_Data excerpts_:
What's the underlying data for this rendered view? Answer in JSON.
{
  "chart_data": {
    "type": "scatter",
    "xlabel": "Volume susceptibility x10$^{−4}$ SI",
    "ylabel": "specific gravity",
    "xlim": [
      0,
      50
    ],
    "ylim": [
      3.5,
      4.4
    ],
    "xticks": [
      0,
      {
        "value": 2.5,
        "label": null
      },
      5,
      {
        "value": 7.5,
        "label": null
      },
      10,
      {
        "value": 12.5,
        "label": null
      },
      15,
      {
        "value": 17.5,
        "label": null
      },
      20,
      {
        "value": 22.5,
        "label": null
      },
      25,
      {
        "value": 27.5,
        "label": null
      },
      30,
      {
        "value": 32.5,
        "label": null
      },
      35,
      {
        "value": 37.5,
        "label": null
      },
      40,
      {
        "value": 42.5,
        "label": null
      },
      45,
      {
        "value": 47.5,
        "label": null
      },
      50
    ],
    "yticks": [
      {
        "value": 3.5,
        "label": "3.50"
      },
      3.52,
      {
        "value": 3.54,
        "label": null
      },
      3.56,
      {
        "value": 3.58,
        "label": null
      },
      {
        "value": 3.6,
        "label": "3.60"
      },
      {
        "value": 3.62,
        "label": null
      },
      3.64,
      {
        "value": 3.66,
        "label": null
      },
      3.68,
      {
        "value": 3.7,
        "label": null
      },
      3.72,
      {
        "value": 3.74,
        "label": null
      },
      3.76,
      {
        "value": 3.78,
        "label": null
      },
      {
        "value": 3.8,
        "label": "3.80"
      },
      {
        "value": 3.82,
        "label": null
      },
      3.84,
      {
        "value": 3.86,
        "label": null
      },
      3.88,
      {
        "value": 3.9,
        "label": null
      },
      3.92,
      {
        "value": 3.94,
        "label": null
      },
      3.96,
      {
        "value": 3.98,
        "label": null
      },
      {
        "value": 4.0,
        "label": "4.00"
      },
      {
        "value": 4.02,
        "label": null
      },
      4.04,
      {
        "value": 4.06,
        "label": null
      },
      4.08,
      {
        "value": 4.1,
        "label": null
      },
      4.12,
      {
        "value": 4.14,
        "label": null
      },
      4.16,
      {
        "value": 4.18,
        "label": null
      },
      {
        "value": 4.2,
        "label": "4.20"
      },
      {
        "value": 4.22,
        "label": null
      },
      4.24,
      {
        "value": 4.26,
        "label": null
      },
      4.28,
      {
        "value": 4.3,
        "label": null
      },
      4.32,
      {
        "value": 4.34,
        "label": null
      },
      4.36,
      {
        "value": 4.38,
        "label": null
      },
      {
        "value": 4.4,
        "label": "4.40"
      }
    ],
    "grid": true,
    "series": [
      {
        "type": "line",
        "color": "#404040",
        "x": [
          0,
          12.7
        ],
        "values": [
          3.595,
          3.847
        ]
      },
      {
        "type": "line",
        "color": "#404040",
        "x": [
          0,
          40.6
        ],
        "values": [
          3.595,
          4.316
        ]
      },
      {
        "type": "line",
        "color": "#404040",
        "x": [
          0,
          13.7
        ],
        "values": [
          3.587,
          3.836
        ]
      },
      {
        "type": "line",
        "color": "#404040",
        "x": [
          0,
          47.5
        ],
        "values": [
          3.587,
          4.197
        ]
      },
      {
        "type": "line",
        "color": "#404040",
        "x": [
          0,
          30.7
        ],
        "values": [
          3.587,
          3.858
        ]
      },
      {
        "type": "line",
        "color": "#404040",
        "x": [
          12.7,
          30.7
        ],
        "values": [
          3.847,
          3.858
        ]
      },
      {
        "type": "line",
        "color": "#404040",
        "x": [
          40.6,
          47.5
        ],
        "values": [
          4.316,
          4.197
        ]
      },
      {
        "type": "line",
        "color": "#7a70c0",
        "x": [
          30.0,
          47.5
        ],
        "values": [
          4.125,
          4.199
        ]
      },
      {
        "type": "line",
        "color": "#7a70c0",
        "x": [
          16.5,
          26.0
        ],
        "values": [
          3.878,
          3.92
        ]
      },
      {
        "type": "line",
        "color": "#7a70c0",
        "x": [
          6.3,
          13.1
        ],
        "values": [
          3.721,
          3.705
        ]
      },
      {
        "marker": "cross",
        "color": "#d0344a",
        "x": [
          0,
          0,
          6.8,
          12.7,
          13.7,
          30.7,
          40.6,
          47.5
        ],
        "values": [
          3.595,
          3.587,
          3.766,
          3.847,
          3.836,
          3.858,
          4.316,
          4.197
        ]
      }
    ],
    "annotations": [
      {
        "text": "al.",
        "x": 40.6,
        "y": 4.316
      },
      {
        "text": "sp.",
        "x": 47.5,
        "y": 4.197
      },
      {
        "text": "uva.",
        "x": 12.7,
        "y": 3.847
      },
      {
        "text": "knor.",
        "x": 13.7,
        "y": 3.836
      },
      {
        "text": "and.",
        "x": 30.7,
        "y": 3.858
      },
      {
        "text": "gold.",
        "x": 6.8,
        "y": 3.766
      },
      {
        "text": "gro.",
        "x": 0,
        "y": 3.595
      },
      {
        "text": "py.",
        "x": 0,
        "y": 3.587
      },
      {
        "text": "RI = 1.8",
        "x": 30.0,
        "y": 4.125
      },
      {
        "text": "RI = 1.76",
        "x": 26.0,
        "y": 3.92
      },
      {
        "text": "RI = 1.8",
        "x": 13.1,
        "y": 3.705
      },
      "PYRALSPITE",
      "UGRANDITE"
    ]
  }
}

_Your goal_: Copy out every entry again, exactly as it was given.

_Reply_:
What's the underlying data for this rendered view? Answer in JSON.
{
  "chart_data": {
    "type": "scatter",
    "xlabel": "Volume susceptibility x10$^{−4}$ SI",
    "ylabel": "specific gravity",
    "xlim": [
      0,
      50
    ],
    "ylim": [
      3.5,
      4.4
    ],
    "xticks": [
      0,
      {
        "value": 2.5,
        "label": null
      },
      5,
      {
        "value": 7.5,
        "label": null
      },
      10,
      {
        "value": 12.5,
        "label": null
      },
      15,
      {
        "value": 17.5,
        "label": null
      },
      20,
      {
        "value": 22.5,
        "label": null
      },
      25,
      {
        "value": 27.5,
        "label": null
      },
      30,
      {
        "value": 32.5,
        "label": null
      },
      35,
      {
        "value": 37.5,
        "label": null
      },
      40,
      {
        "value": 42.5,
        "label": null
      },
      45,
      {
        "value": 47.5,
        "label": null
      },
      50
    ],
    "yticks": [
      {
        "value": 3.5,
        "label": "3.50"
      },
      3.52,
      {
        "value": 3.54,
        "label": null
      },
      3.56,
      {
        "value": 3.58,
        "label": null
      },
      {
        "value": 3.6,
        "label": "3.60"
      },
      {
        "value": 3.62,
        "label": null
      },
      3.64,
      {
        "value": 3.66,
        "label": null
      },
      3.68,
      {
        "value": 3.7,
        "label": null
      },
      3.72,
      {
        "value": 3.74,
        "label": null
      },
      3.76,
      {
        "value": 3.78,
        "label": null
      },
      {
        "value": 3.8,
        "label": "3.80"
      },
      {
        "value": 3.82,
        "label": null
      },
      3.84,
      {
        "value": 3.86,
        "label": null
      },
      3.88,
      {
        "value": 3.9,
        "label": null
      },
      3.92,
      {
        "value": 3.94,
        "label": null
      },
      3.96,
      {
        "value": 3.98,
        "label": null
      },
      {
        "value": 4.0,
        "label": "4.00"
      },
      {
        "value": 4.02,
        "label": null
      },
      4.04,
      {
        "value": 4.06,
        "label": null
      },
      4.08,
      {
        "value": 4.1,
        "label": null
      },
      4.12,
      {
        "value": 4.14,
        "label": null
      },
      4.16,
      {
        "value": 4.18,
        "label": null
      },
      {
        "value": 4.2,
        "label": "4.20"
      },
      {
        "value": 4.22,
        "label": null
      },
      4.24,
      {
        "value": 4.26,
        "label": null
      },
      4.28,
      {
        "value": 4.3,
        "label": null
      },
      4.32,
      {
        "value": 4.34,
        "label": null
      },
      4.36,
      {
        "value": 4.38,
        "label": null
      },
      {
        "value": 4.4,
        "label": "4.40"
      }
    ],
    "grid": true,
    "series": [
      {
        "type": "line",
        "color": "#404040",
        "x": [
          0,
          12.7
        ],
        "values": [
          3.595,
          3.847
        ]
      },
      {
        "type": "line",
        "color": "#404040",
        "x": [
          0,
          40.6
        ],
        "values": [
          3.595,
          4.316
        ]
      },
      {
        "type": "line",
        "color": "#404040",
        "x": [
          0,
          13.7
        ],
        "values": [
          3.587,
          3.836
        ]
      },
      {
        "type": "line",
        "color": "#404040",
        "x": [
          0,
          47.5
        ],
        "values": [
          3.587,
          4.197
        ]
      },
      {
        "type": "line",
        "color": "#404040",
        "x": [
          0,
          30.7
        ],
        "values": [
          3.587,
          3.858
        ]
      },
      {
        "type": "line",
        "color": "#404040",
        "x": [
          12.7,
          30.7
        ],
        "values": [
          3.847,
          3.858
        ]
      },
      {
        "type": "line",
        "color": "#404040",
        "x": [
          40.6,
          47.5
        ],
        "values": [
          4.316,
          4.197
        ]
      },
      {
        "type": "line",
        "color": "#7a70c0",
        "x": [
          30.0,
          47.5
        ],
        "values": [
          4.125,
          4.199
        ]
      },
      {
        "type": "line",
        "color": "#7a70c0",
        "x": [
          16.5,
          26.0
        ],
        "values": [
          3.878,
          3.92
        ]
      },
      {
        "type": "line",
        "color": "#7a70c0",
        "x": [
          6.3,
          13.1
        ],
        "values": [
          3.721,
          3.705
        ]
      },
      {
        "marker": "cross",
        "color": "#d0344a",
        "x": [
          0,
          0,
          6.8,
          12.7,
          13.7,
          30.7,
          40.6,
          47.5
        ],
        "values": [
          3.595,
          3.587,
          3.766,
          3.847,
          3.836,
          3.858,
          4.316,
          4.197
        ]
      }
    ],
    "annotations": [
      {
        "text": "al.",
        "x": 40.6,
        "y": 4.316
      },
      {
        "text": "sp.",
        "x": 47.5,
        "y": 4.197
      },
      {
        "text": "uva.",
        "x": 12.7,
        "y": 3.847
      },
      {
        "text": "knor.",
        "x": 13.7,
        "y": 3.836
      },
      {
        "text": "and.",
        "x": 30.7,
        "y": 3.858
      },
      {
        "text": "gold.",
        "x": 6.8,
        "y": 3.766
      },
      {
        "text": "gro.",
        "x": 0,
        "y": 3.595
      },
      {
        "text": "py.",
        "x": 0,
        "y": 3.587
      },
      {
        "text": "RI = 1.8",
        "x": 30.0,
        "y": 4.125
      },
      {
        "text": "RI = 1.76",
        "x": 26.0,
        "y": 3.92
      },
      {
        "text": "RI = 1.8",
        "x": 13.1,
        "y": 3.705
      },
      "PYRALSPITE",
      "UGRANDITE"
    ]
  }
}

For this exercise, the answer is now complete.